# [SOLVED] Bios problems with gigabyte MOBO - easy solve



## JamesMCP (Dec 4, 2007)

Mobo: Gigabyte GA-M56S-S3 nForce 560 Socket AM2 8 channel audio ATX Motherboard.

What i did: Attempted to update the bios via Qflash. I did this correctly and it went well as far as i knew. After this i restarted my PC and typical beeping and no display.

Ive had alot of trouble with gigabyte boards in the past and took a chance getting another one so i assume I'm up s*** creek without a paddle 


Any ideas on how i can correct this? reset the cmos maybe? (bad idea imo lol)
just need an answer!

Thanks for reading and all replys


----------



## dai (Jul 2, 2004)

*Re: Bios problems with gigabyte MOBO - easy solve*

if it said bios update successful at the end try a cmos reset and reoptimise


----------



## JamesMCP (Dec 4, 2007)

*Re: Bios problems with gigabyte MOBO - easy solve*

Last time i did cmos reset on a gigabyte mobo the display wouldn't come back on and had to send the mobo back lol  know any fail safe guides to doing it? in the manual they just say yank it out lol


----------



## linderman (May 20, 2005)

*Re: Bios problems with gigabyte MOBO - easy solve*

I have found gigabyte boards to be about the best there is since about 2006 going forward.......... definetly tied with asus anyway 


cmos reset:

A) pull the power cord out of the power supply (critical step)

B) remove cmos battery (thin shinny battery on the motherboard that resembles a watch battery somewhat)

=== Exercise requirements ===
Carry on the forum thread about the Gigabyte motherboard BIOS problem, starting right after the step on removing the CMOS battery.

(Stored entries)
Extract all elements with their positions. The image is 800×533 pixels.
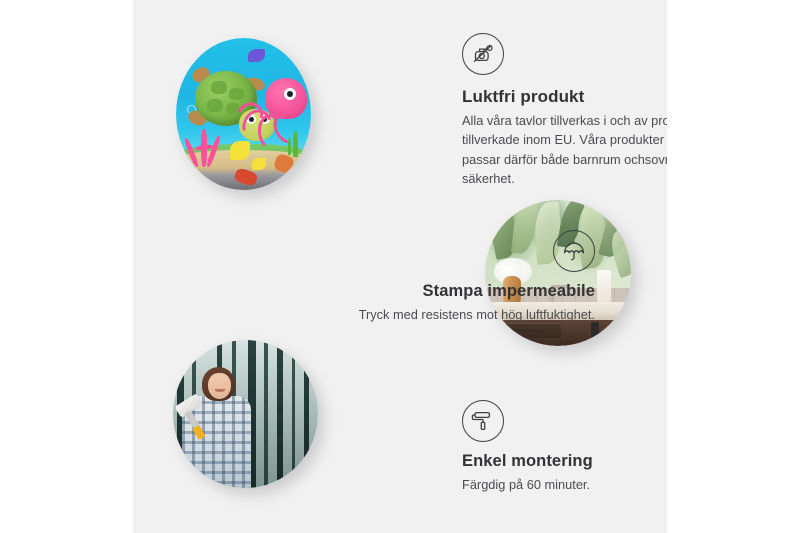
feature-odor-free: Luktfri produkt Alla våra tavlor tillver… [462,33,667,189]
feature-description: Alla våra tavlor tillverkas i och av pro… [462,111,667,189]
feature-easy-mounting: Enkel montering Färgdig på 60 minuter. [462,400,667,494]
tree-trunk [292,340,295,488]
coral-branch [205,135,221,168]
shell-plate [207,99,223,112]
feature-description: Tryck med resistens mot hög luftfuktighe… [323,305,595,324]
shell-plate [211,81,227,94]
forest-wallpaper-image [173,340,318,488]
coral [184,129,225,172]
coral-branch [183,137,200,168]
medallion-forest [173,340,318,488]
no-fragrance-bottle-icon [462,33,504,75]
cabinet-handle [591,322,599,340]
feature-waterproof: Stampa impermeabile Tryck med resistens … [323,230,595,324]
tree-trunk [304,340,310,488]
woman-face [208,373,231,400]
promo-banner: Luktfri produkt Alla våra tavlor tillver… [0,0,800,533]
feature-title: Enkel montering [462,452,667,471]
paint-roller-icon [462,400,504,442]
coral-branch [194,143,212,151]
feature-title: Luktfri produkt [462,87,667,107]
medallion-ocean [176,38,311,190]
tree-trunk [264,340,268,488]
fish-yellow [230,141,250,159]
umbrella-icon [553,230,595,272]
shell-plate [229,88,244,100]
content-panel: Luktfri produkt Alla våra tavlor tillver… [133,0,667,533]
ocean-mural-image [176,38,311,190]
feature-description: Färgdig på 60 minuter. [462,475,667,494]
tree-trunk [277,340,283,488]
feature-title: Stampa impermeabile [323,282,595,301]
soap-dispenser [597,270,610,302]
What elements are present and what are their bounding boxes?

...

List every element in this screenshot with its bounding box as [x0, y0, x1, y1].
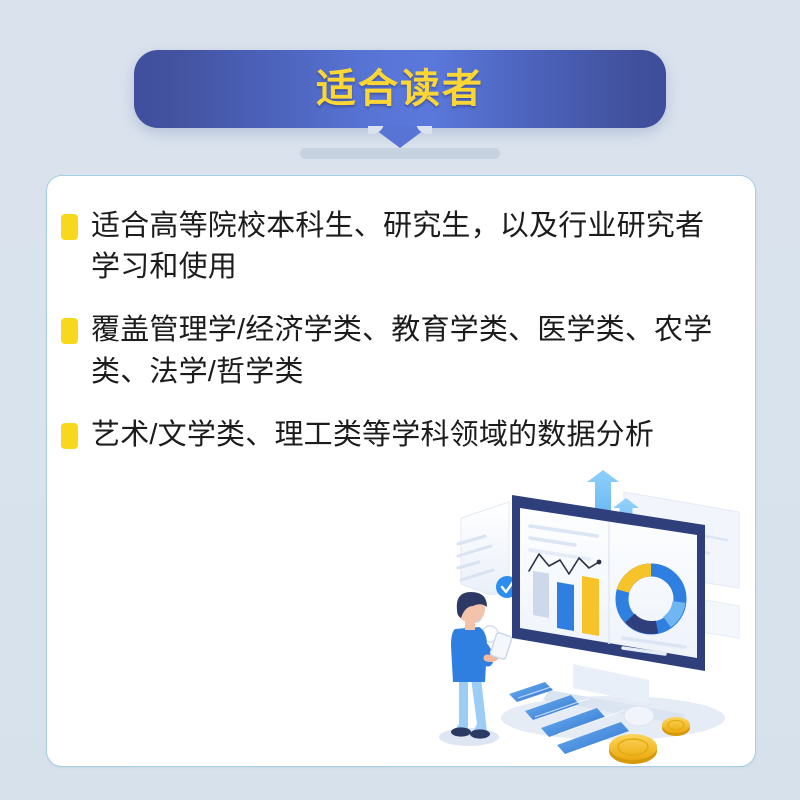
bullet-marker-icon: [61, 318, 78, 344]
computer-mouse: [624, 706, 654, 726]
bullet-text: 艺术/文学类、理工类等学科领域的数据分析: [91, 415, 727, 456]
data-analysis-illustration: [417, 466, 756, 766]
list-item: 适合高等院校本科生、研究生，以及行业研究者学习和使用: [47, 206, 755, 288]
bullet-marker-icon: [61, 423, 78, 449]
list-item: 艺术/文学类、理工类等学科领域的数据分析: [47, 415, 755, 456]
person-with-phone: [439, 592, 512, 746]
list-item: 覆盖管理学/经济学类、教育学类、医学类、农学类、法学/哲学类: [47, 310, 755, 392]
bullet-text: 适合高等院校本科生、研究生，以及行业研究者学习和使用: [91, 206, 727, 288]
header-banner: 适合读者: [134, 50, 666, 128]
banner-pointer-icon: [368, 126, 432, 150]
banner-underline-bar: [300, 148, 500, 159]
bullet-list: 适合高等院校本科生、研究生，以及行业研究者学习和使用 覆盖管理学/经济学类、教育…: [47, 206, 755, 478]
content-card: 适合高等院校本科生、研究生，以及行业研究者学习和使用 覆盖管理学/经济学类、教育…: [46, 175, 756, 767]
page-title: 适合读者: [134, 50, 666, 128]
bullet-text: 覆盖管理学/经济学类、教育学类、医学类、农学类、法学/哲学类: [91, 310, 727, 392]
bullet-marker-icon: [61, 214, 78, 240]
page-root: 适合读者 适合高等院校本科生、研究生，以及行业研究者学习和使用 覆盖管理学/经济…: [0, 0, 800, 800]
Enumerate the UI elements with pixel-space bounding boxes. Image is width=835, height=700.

==

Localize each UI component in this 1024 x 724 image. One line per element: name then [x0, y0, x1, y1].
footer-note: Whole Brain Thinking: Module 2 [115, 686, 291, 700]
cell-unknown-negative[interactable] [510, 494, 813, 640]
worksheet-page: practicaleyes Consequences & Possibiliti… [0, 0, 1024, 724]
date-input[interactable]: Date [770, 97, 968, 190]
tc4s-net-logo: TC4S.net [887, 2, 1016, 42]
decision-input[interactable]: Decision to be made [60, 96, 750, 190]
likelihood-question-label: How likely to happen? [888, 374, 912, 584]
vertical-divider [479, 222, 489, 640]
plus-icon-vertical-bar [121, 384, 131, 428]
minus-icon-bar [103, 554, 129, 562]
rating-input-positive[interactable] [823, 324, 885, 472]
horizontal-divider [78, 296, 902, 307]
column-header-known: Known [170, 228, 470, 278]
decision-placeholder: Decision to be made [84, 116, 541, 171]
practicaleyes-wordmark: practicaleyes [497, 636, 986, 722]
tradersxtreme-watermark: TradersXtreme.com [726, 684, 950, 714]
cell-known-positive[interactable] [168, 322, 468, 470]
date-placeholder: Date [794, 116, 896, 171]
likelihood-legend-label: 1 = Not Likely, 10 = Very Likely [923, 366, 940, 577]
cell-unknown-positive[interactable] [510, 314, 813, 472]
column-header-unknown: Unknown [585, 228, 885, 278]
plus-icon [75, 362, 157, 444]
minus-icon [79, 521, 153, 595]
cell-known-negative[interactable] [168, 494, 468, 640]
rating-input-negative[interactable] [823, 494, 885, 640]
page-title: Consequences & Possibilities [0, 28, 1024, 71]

=== Answer to the problem ===
C) wait 10-15 minutes then hit the on and off button 4-5 times on the front of computer case to dissipate any residual power in the mobo capicators 

D) reinstall battery

E) plug in PSU

F) reboot computer / enter bios then hit the "load otpimized bios defaults"

G) adjust date and time and your boot order (cd-rom first boot / hard drive second boot)

H) save and exit the bios ............ restart computer


keep us posted with your progress


----------



## JamesMCP (Dec 4, 2007)

*Re: Bios problems with gigabyte MOBO - easy solve*



linderman said:


> I have found gigabyte boards to be about the best there is since about 2006 going forward.......... definetly tied with asus anyway
> 
> 
> cmos reset:
> ...


alright thats exacly how i would of done it so ill give it a crack brb


----------



## JamesMCP (Dec 4, 2007)

*Re: Bios problems with gigabyte MOBO - easy solve*

right it worked! now do i need to update it again properly or will it of done it?


EDIT: Im now getting

"Verifying DMI pool data..............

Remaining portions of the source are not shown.